Please say how many lines of the listing hold "Funds", with no other words in the answer.

⁂

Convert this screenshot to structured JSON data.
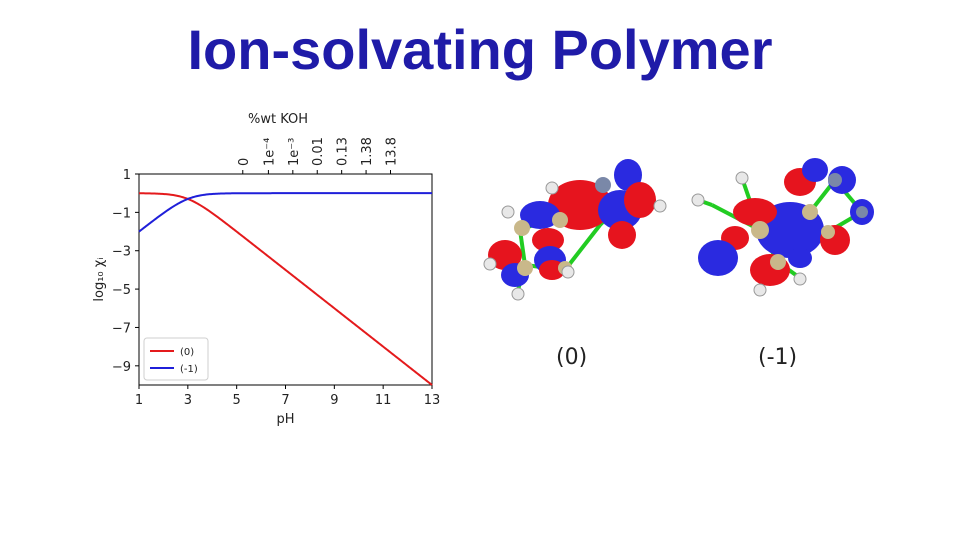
{
  "slide": {
    "title": "Ion-solvating Polymer"
  },
  "chart_data": {
    "type": "line",
    "xlabel": "pH",
    "ylabel": "log₁₀ χᵢ",
    "top_axis_label": "%wt KOH",
    "xlim": [
      1,
      13
    ],
    "ylim": [
      -10,
      1
    ],
    "x_ticks": [
      1,
      3,
      5,
      7,
      9,
      11,
      13
    ],
    "y_ticks": [
      1,
      -1,
      -3,
      -5,
      -7,
      -9
    ],
    "top_ticks": [
      {
        "ph": 5.25,
        "label": "0"
      },
      {
        "ph": 6.3,
        "label": "1e⁻⁴"
      },
      {
        "ph": 7.3,
        "label": "1e⁻³"
      },
      {
        "ph": 8.3,
        "label": "0.01"
      },
      {
        "ph": 9.3,
        "label": "0.13"
      },
      {
        "ph": 10.3,
        "label": "1.38"
      },
      {
        "ph": 11.3,
        "label": "13.8"
      }
    ],
    "pKa": 3.0,
    "series": [
      {
        "name": "(0)",
        "color": "#e41a1c"
      },
      {
        "name": "(-1)",
        "color": "#1f1fd9"
      }
    ],
    "legend_position": "lower-left",
    "grid": false
  },
  "molecules": [
    {
      "label": "(0)"
    },
    {
      "label": "(-1)"
    }
  ]
}
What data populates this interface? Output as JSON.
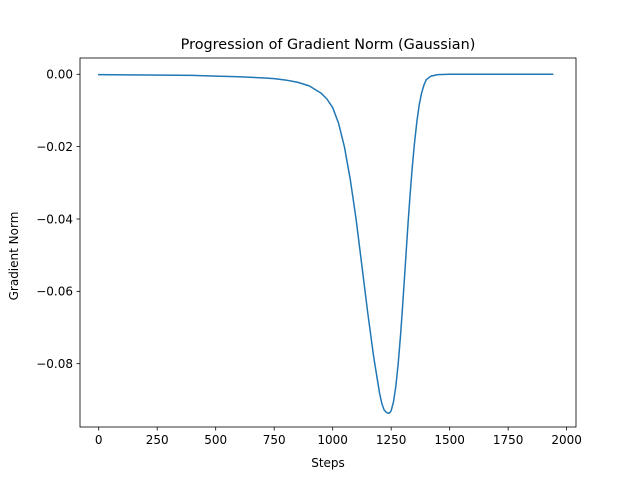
{
  "chart_data": {
    "type": "line",
    "title": "Progression of Gradient Norm (Gaussian)",
    "xlabel": "Steps",
    "ylabel": "Gradient Norm",
    "xlim": [
      -80,
      2040
    ],
    "ylim": [
      -0.0975,
      0.0045
    ],
    "grid": false,
    "legend": "none",
    "x_ticks": [
      0,
      250,
      500,
      750,
      1000,
      1250,
      1500,
      1750,
      2000
    ],
    "x_tick_labels": [
      "0",
      "250",
      "500",
      "750",
      "1000",
      "1250",
      "1500",
      "1750",
      "2000"
    ],
    "y_ticks": [
      0.0,
      -0.02,
      -0.04,
      -0.06,
      -0.08
    ],
    "y_tick_labels": [
      "0.00",
      "−0.02",
      "−0.04",
      "−0.06",
      "−0.08"
    ],
    "series": [
      {
        "color": "#1f77b4",
        "x": [
          0,
          200,
          400,
          500,
          600,
          700,
          750,
          800,
          850,
          900,
          950,
          975,
          1000,
          1025,
          1050,
          1075,
          1100,
          1125,
          1150,
          1175,
          1200,
          1210,
          1220,
          1230,
          1240,
          1245,
          1250,
          1260,
          1270,
          1280,
          1290,
          1300,
          1310,
          1320,
          1330,
          1340,
          1350,
          1360,
          1370,
          1380,
          1390,
          1400,
          1420,
          1450,
          1500,
          1600,
          1800,
          1940
        ],
        "y": [
          -0.0001,
          -0.0002,
          -0.0003,
          -0.0005,
          -0.0007,
          -0.001,
          -0.0012,
          -0.0016,
          -0.0022,
          -0.0032,
          -0.0052,
          -0.0068,
          -0.0092,
          -0.0135,
          -0.02,
          -0.029,
          -0.04,
          -0.053,
          -0.066,
          -0.078,
          -0.088,
          -0.091,
          -0.0928,
          -0.0935,
          -0.0937,
          -0.0935,
          -0.093,
          -0.0905,
          -0.0862,
          -0.08,
          -0.0722,
          -0.063,
          -0.0532,
          -0.0432,
          -0.034,
          -0.0258,
          -0.0188,
          -0.013,
          -0.0084,
          -0.0052,
          -0.003,
          -0.0015,
          -0.0005,
          -0.0001,
          0.0,
          0.0,
          0.0,
          0.0
        ]
      }
    ]
  }
}
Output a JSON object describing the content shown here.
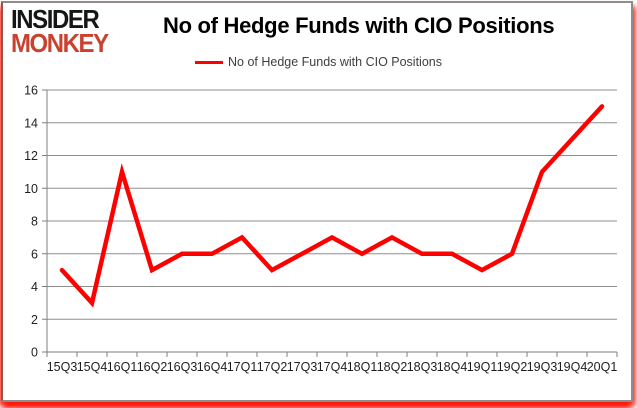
{
  "logo": {
    "line1": "INSIDER",
    "line2": "MONKEY"
  },
  "header": {
    "title": "No of Hedge Funds with CIO Positions"
  },
  "legend": {
    "label": "No of Hedge Funds with CIO Positions"
  },
  "chart_data": {
    "type": "line",
    "title": "No of Hedge Funds with CIO Positions",
    "legend": "No of Hedge Funds with CIO Positions",
    "legend_position": "top",
    "categories": [
      "15Q3",
      "15Q4",
      "16Q1",
      "16Q2",
      "16Q3",
      "16Q4",
      "17Q1",
      "17Q2",
      "17Q3",
      "17Q4",
      "18Q1",
      "18Q2",
      "18Q3",
      "18Q4",
      "19Q1",
      "19Q2",
      "19Q3",
      "19Q4",
      "20Q1"
    ],
    "values": [
      5,
      3,
      11,
      5,
      6,
      6,
      7,
      5,
      6,
      7,
      6,
      7,
      6,
      6,
      5,
      6,
      11,
      13,
      15
    ],
    "xlabel": "",
    "ylabel": "",
    "ylim": [
      0,
      16
    ],
    "ytick_step": 2,
    "grid": true,
    "line_color": "#ff0000",
    "grid_color": "#8f8f8f",
    "axis_color": "#7f7f7f",
    "tick_label_color": "#1f1f1f",
    "brand_red": "#c9412f"
  }
}
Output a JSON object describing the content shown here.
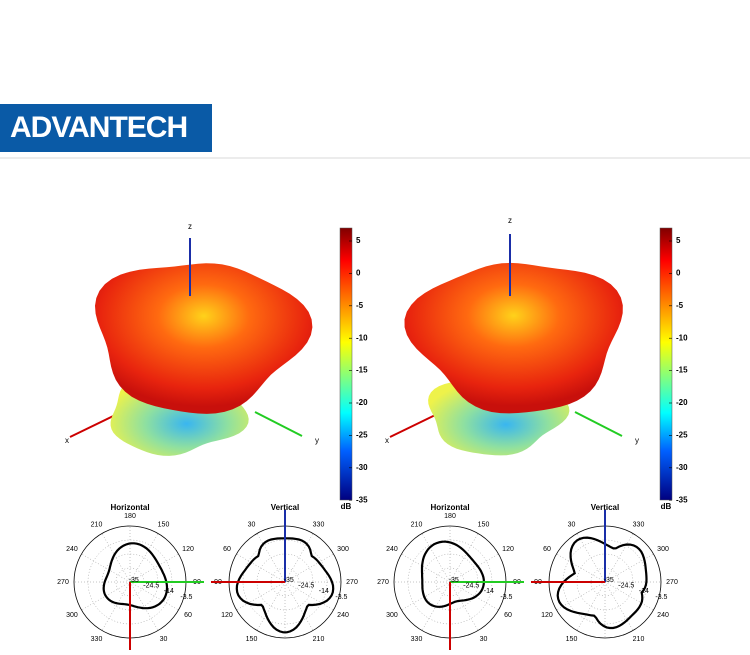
{
  "header": {
    "logo": "ADVANTECH"
  },
  "figures": [
    {
      "axes": {
        "z": "z",
        "x": "x",
        "y": "y"
      },
      "colorbar": {
        "ticks": [
          5,
          0,
          -5,
          -10,
          -15,
          -20,
          -25,
          -30,
          -35
        ],
        "unit": "dB"
      },
      "polar": [
        {
          "title": "Horizontal",
          "angles": [
            180,
            150,
            120,
            90,
            60,
            30,
            null,
            330,
            300,
            270,
            240,
            210
          ],
          "radii": [
            -35,
            -24.5,
            -14,
            -3.5
          ]
        },
        {
          "title": "Vertical",
          "angles": [
            null,
            330,
            300,
            270,
            240,
            210,
            null,
            150,
            120,
            90,
            60,
            30
          ],
          "radii": [
            -35,
            -24.5,
            -14,
            -3.5
          ]
        }
      ]
    },
    {
      "axes": {
        "z": "z",
        "x": "x",
        "y": "y"
      },
      "colorbar": {
        "ticks": [
          5,
          0,
          -5,
          -10,
          -15,
          -20,
          -25,
          -30,
          -35
        ],
        "unit": "dB"
      },
      "polar": [
        {
          "title": "Horizontal",
          "angles": [
            180,
            150,
            120,
            90,
            60,
            30,
            null,
            330,
            300,
            270,
            240,
            210
          ],
          "radii": [
            -35,
            -24.5,
            -14,
            -3.5
          ]
        },
        {
          "title": "Vertical",
          "angles": [
            null,
            330,
            300,
            270,
            240,
            210,
            null,
            150,
            120,
            90,
            60,
            30
          ],
          "radii": [
            -35,
            -24.5,
            -14,
            -3.5
          ]
        }
      ]
    }
  ]
}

⁂

# SOLVED PROBLEM
4